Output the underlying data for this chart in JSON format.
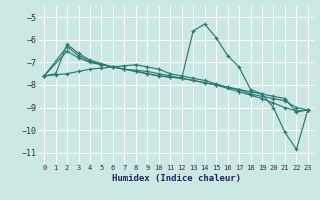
{
  "xlabel": "Humidex (Indice chaleur)",
  "background_color": "#cce8e4",
  "grid_color": "#ffffff",
  "line_color": "#2a7a70",
  "xlim": [
    -0.5,
    23.5
  ],
  "ylim": [
    -11.5,
    -4.5
  ],
  "yticks": [
    -11,
    -10,
    -9,
    -8,
    -7,
    -6,
    -5
  ],
  "xticks": [
    0,
    1,
    2,
    3,
    4,
    5,
    6,
    7,
    8,
    9,
    10,
    11,
    12,
    13,
    14,
    15,
    16,
    17,
    18,
    19,
    20,
    21,
    22,
    23
  ],
  "series": [
    {
      "x": [
        0,
        1,
        2,
        3,
        4,
        5,
        6,
        7,
        8,
        9,
        10,
        11,
        12,
        13,
        14,
        15,
        16,
        17,
        18,
        19,
        20,
        21,
        22,
        23
      ],
      "y": [
        -7.6,
        -7.55,
        -7.5,
        -7.4,
        -7.3,
        -7.25,
        -7.2,
        -7.15,
        -7.1,
        -7.2,
        -7.3,
        -7.5,
        -7.6,
        -7.7,
        -7.8,
        -7.95,
        -8.1,
        -8.2,
        -8.4,
        -8.5,
        -8.6,
        -8.7,
        -9.0,
        -9.1
      ]
    },
    {
      "x": [
        0,
        2,
        3,
        4,
        5,
        6,
        7,
        8,
        9,
        10,
        11,
        12,
        13,
        14,
        15,
        16,
        17,
        18,
        19,
        20,
        21,
        22,
        23
      ],
      "y": [
        -7.6,
        -6.5,
        -6.8,
        -7.0,
        -7.1,
        -7.2,
        -7.3,
        -7.35,
        -7.4,
        -7.5,
        -7.6,
        -7.7,
        -7.8,
        -7.9,
        -8.0,
        -8.1,
        -8.2,
        -8.3,
        -8.4,
        -8.5,
        -8.6,
        -9.2,
        -9.1
      ]
    },
    {
      "x": [
        0,
        2,
        3,
        4,
        5,
        6,
        7,
        8,
        9,
        10,
        11,
        12,
        13,
        14,
        15,
        16,
        17,
        18,
        19,
        20,
        21,
        22,
        23
      ],
      "y": [
        -7.6,
        -6.3,
        -6.7,
        -6.95,
        -7.1,
        -7.2,
        -7.3,
        -7.4,
        -7.5,
        -7.6,
        -7.65,
        -7.7,
        -7.8,
        -7.9,
        -8.0,
        -8.15,
        -8.3,
        -8.45,
        -8.6,
        -8.8,
        -9.0,
        -9.15,
        -9.1
      ]
    },
    {
      "x": [
        0,
        1,
        2,
        3,
        4,
        5,
        6,
        7,
        8,
        9,
        10,
        11,
        12,
        13,
        14,
        15,
        16,
        17,
        18,
        19,
        20,
        21,
        22,
        23
      ],
      "y": [
        -7.6,
        -7.5,
        -6.2,
        -6.6,
        -6.9,
        -7.05,
        -7.2,
        -7.3,
        -7.4,
        -7.5,
        -7.6,
        -7.65,
        -7.7,
        -5.6,
        -5.3,
        -5.9,
        -6.7,
        -7.2,
        -8.2,
        -8.4,
        -9.0,
        -10.1,
        -10.85,
        -9.1
      ]
    }
  ]
}
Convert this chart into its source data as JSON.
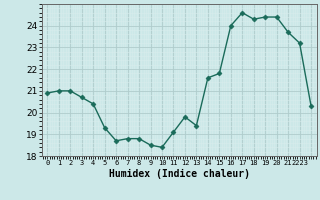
{
  "x": [
    0,
    1,
    2,
    3,
    4,
    5,
    6,
    7,
    8,
    9,
    10,
    11,
    12,
    13,
    14,
    15,
    16,
    17,
    18,
    19,
    20,
    21,
    22,
    23
  ],
  "y": [
    20.9,
    21.0,
    21.0,
    20.7,
    20.4,
    19.3,
    18.7,
    18.8,
    18.8,
    18.5,
    18.4,
    19.1,
    19.8,
    19.4,
    21.6,
    21.8,
    24.0,
    24.6,
    24.3,
    24.4,
    24.4,
    23.7,
    23.2,
    20.3
  ],
  "xlabel": "Humidex (Indice chaleur)",
  "xlim": [
    -0.5,
    23.5
  ],
  "ylim": [
    18,
    25
  ],
  "yticks": [
    18,
    19,
    20,
    21,
    22,
    23,
    24
  ],
  "line_color": "#1a6b5a",
  "marker": "D",
  "marker_size": 2.5,
  "bg_color": "#cce8e8",
  "grid_color_major": "#b0cccc",
  "grid_color_minor": "#d8ecec"
}
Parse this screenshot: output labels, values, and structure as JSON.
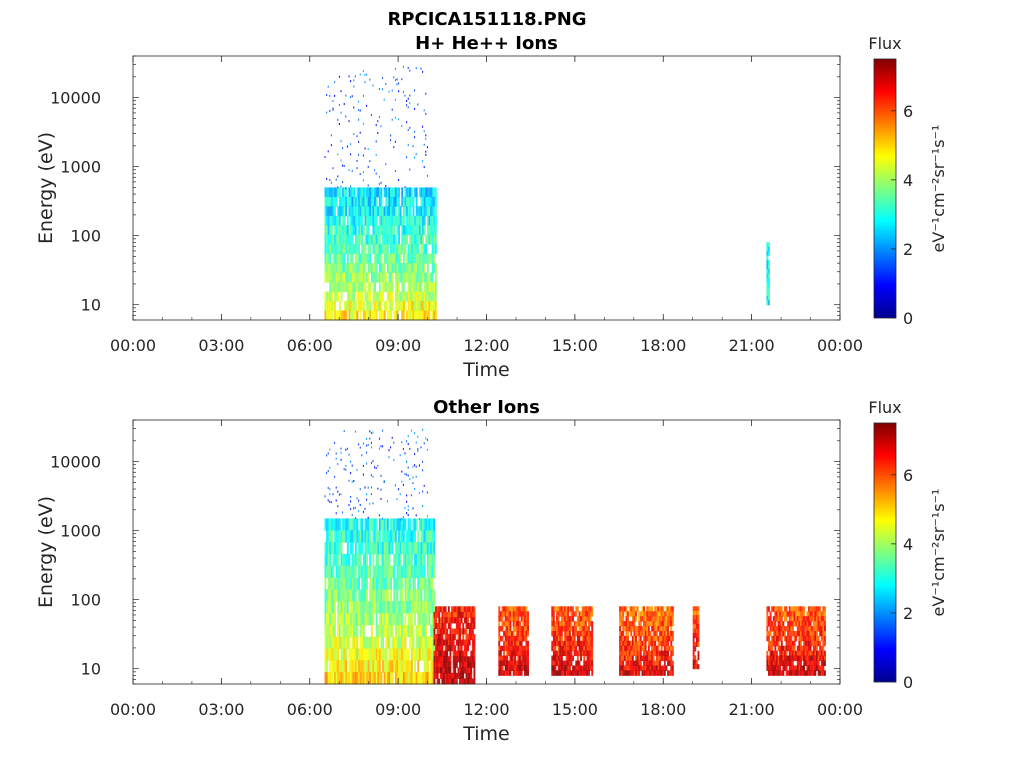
{
  "figure_title": "RPCICA151118.PNG",
  "chart_data": [
    {
      "type": "heatmap",
      "title": "H+ He++ Ions",
      "xlabel": "Time",
      "ylabel": "Energy (eV)",
      "x_ticks": [
        "00:00",
        "03:00",
        "06:00",
        "09:00",
        "12:00",
        "15:00",
        "18:00",
        "21:00",
        "00:00"
      ],
      "x_tick_hours": [
        0,
        3,
        6,
        9,
        12,
        15,
        18,
        21,
        24
      ],
      "xlim_hours": [
        0,
        24
      ],
      "y_scale": "log",
      "y_ticks": [
        "10",
        "100",
        "1000",
        "10000"
      ],
      "y_tick_values": [
        10,
        100,
        1000,
        10000
      ],
      "ylim": [
        6,
        40000
      ],
      "colorbar": {
        "label": "Flux",
        "unit_text": "eV⁻¹cm⁻²sr⁻¹s⁻¹",
        "ticks": [
          "0",
          "2",
          "4",
          "6"
        ],
        "tick_values": [
          0,
          2,
          4,
          6
        ],
        "range": [
          0,
          7.5
        ],
        "colormap": "jet"
      },
      "flux_blocks": [
        {
          "start_hour": 6.5,
          "end_hour": 10.3,
          "emin": 6,
          "emax": 500,
          "flux": 2.6,
          "peak_flux": 4.8
        },
        {
          "start_hour": 6.5,
          "end_hour": 10.0,
          "emin": 500,
          "emax": 30000,
          "flux": 1.5,
          "sparse": true
        },
        {
          "start_hour": 21.5,
          "end_hour": 21.6,
          "emin": 10,
          "emax": 80,
          "flux": 2.8
        }
      ]
    },
    {
      "type": "heatmap",
      "title": "Other Ions",
      "xlabel": "Time",
      "ylabel": "Energy (eV)",
      "x_ticks": [
        "00:00",
        "03:00",
        "06:00",
        "09:00",
        "12:00",
        "15:00",
        "18:00",
        "21:00",
        "00:00"
      ],
      "x_tick_hours": [
        0,
        3,
        6,
        9,
        12,
        15,
        18,
        21,
        24
      ],
      "xlim_hours": [
        0,
        24
      ],
      "y_scale": "log",
      "y_ticks": [
        "10",
        "100",
        "1000",
        "10000"
      ],
      "y_tick_values": [
        10,
        100,
        1000,
        10000
      ],
      "ylim": [
        6,
        40000
      ],
      "colorbar": {
        "label": "Flux",
        "unit_text": "eV⁻¹cm⁻²sr⁻¹s⁻¹",
        "ticks": [
          "0",
          "2",
          "4",
          "6"
        ],
        "tick_values": [
          0,
          2,
          4,
          6
        ],
        "range": [
          0,
          7.5
        ],
        "colormap": "jet"
      },
      "flux_blocks": [
        {
          "start_hour": 6.5,
          "end_hour": 10.2,
          "emin": 6,
          "emax": 1500,
          "flux": 3.0,
          "peak_flux": 5.0
        },
        {
          "start_hour": 6.5,
          "end_hour": 10.0,
          "emin": 1500,
          "emax": 30000,
          "flux": 1.5,
          "sparse": true
        },
        {
          "start_hour": 10.2,
          "end_hour": 11.6,
          "emin": 6,
          "emax": 80,
          "flux": 6.5,
          "peak_flux": 7.2
        },
        {
          "start_hour": 12.4,
          "end_hour": 13.4,
          "emin": 8,
          "emax": 80,
          "flux": 6.0,
          "peak_flux": 7.0
        },
        {
          "start_hour": 14.2,
          "end_hour": 15.6,
          "emin": 8,
          "emax": 80,
          "flux": 6.0,
          "peak_flux": 7.0
        },
        {
          "start_hour": 16.5,
          "end_hour": 18.3,
          "emin": 8,
          "emax": 80,
          "flux": 5.8,
          "peak_flux": 6.8
        },
        {
          "start_hour": 19.0,
          "end_hour": 19.2,
          "emin": 10,
          "emax": 80,
          "flux": 6.0,
          "peak_flux": 6.8
        },
        {
          "start_hour": 21.5,
          "end_hour": 23.5,
          "emin": 8,
          "emax": 80,
          "flux": 6.0,
          "peak_flux": 7.0
        }
      ]
    }
  ]
}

----

• _STATED TASK_
Scan the listing above and copy all lines containing the word "this".

• _EXERCISE SOLUTION_
Output the underlying data for this chart in JSON format.
Convert this chart into its source data as JSON.
Parse this screenshot: output labels, values, and structure as JSON.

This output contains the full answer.